====== GIVEN RECORDS ======

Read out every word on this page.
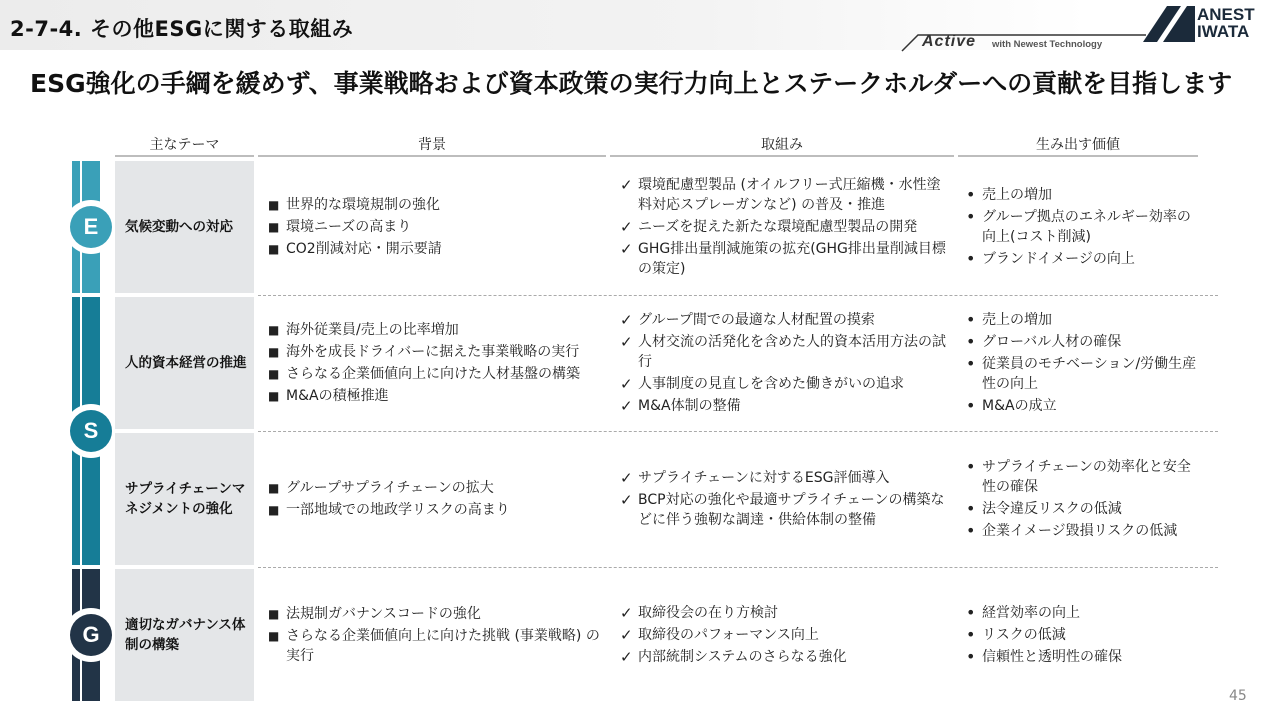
2-7-4. その他ESGに関する取組み
Active with Newest Technology
ANEST
IWATA
ESG強化の手綱を緩めず、事業戦略および資本政策の実行力向上とステークホルダーへの貢献を目指します
主なテーマ	背景	取組み	生み出す価値
E
S
G
気候変動への対応
■ 世界的な環境規制の強化
■ 環境ニーズの高まり
■ CO2削減対応・開示要請
✓ 環境配慮型製品 (オイルフリー式圧縮機・水性塗料対応スプレーガンなど) の普及・推進
✓ ニーズを捉えた新たな環境配慮型製品の開発
✓ GHG排出量削減施策の拡充(GHG排出量削減目標の策定)
• 売上の増加
• グループ拠点のエネルギー効率の向上(コスト削減)
• ブランドイメージの向上
人的資本経営の推進
■ 海外従業員/売上の比率増加
■ 海外を成長ドライバーに据えた事業戦略の実行
■ さらなる企業価値向上に向けた人材基盤の構築
■ M&Aの積極推進
✓ グループ間での最適な人材配置の摸索
✓ 人材交流の活発化を含めた人的資本活用方法の試行
✓ 人事制度の見直しを含めた働きがいの追求
✓ M&A体制の整備
• 売上の増加
• グローバル人材の確保
• 従業員のモチベーション/労働生産性の向上
• M&Aの成立
サプライチェーンマネジメントの強化
■ グループサプライチェーンの拡大
■ 一部地域での地政学リスクの高まり
✓ サプライチェーンに対するESG評価導入
✓ BCP対応の強化や最適サプライチェーンの構築などに伴う強靭な調達・供給体制の整備
• サプライチェーンの効率化と安全性の確保
• 法令違反リスクの低減
• 企業イメージ毀損リスクの低減
適切なガバナンス体制の構築
■ 法規制ガバナンスコードの強化
■ さらなる企業価値向上に向けた挑戦 (事業戦略) の実行
✓ 取締役会の在り方検討
✓ 取締役のパフォーマンス向上
✓ 内部統制システムのさらなる強化
• 経営効率の向上
• リスクの低減
• 信頼性と透明性の確保
45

======

## [TASK DETAILS]
Output the records above exactly; leave out the pictures.

## [SOLUTION TO THIS TASK]
Read out every word on this page.
2-7-4. その他ESGに関する取組み
Active with Newest Technology
ANEST
IWATA
ESG強化の手綱を緩めず、事業戦略および資本政策の実行力向上とステークホルダーへの貢献を目指します
主なテーマ	背景	取組み	生み出す価値
E
S
G
気候変動への対応
■ 世界的な環境規制の強化
■ 環境ニーズの高まり
■ CO2削減対応・開示要請
✓ 環境配慮型製品 (オイルフリー式圧縮機・水性塗料対応スプレーガンなど) の普及・推進
✓ ニーズを捉えた新たな環境配慮型製品の開発
✓ GHG排出量削減施策の拡充(GHG排出量削減目標の策定)
• 売上の増加
• グループ拠点のエネルギー効率の向上(コスト削減)
• ブランドイメージの向上
人的資本経営の推進
■ 海外従業員/売上の比率増加
■ 海外を成長ドライバーに据えた事業戦略の実行
■ さらなる企業価値向上に向けた人材基盤の構築
■ M&Aの積極推進
✓ グループ間での最適な人材配置の摸索
✓ 人材交流の活発化を含めた人的資本活用方法の試行
✓ 人事制度の見直しを含めた働きがいの追求
✓ M&A体制の整備
• 売上の増加
• グローバル人材の確保
• 従業員のモチベーション/労働生産性の向上
• M&Aの成立
サプライチェーンマネジメントの強化
■ グループサプライチェーンの拡大
■ 一部地域での地政学リスクの高まり
✓ サプライチェーンに対するESG評価導入
✓ BCP対応の強化や最適サプライチェーンの構築などに伴う強靭な調達・供給体制の整備
• サプライチェーンの効率化と安全性の確保
• 法令違反リスクの低減
• 企業イメージ毀損リスクの低減
適切なガバナンス体制の構築
■ 法規制ガバナンスコードの強化
■ さらなる企業価値向上に向けた挑戦 (事業戦略) の実行
✓ 取締役会の在り方検討
✓ 取締役のパフォーマンス向上
✓ 内部統制システムのさらなる強化
• 経営効率の向上
• リスクの低減
• 信頼性と透明性の確保
45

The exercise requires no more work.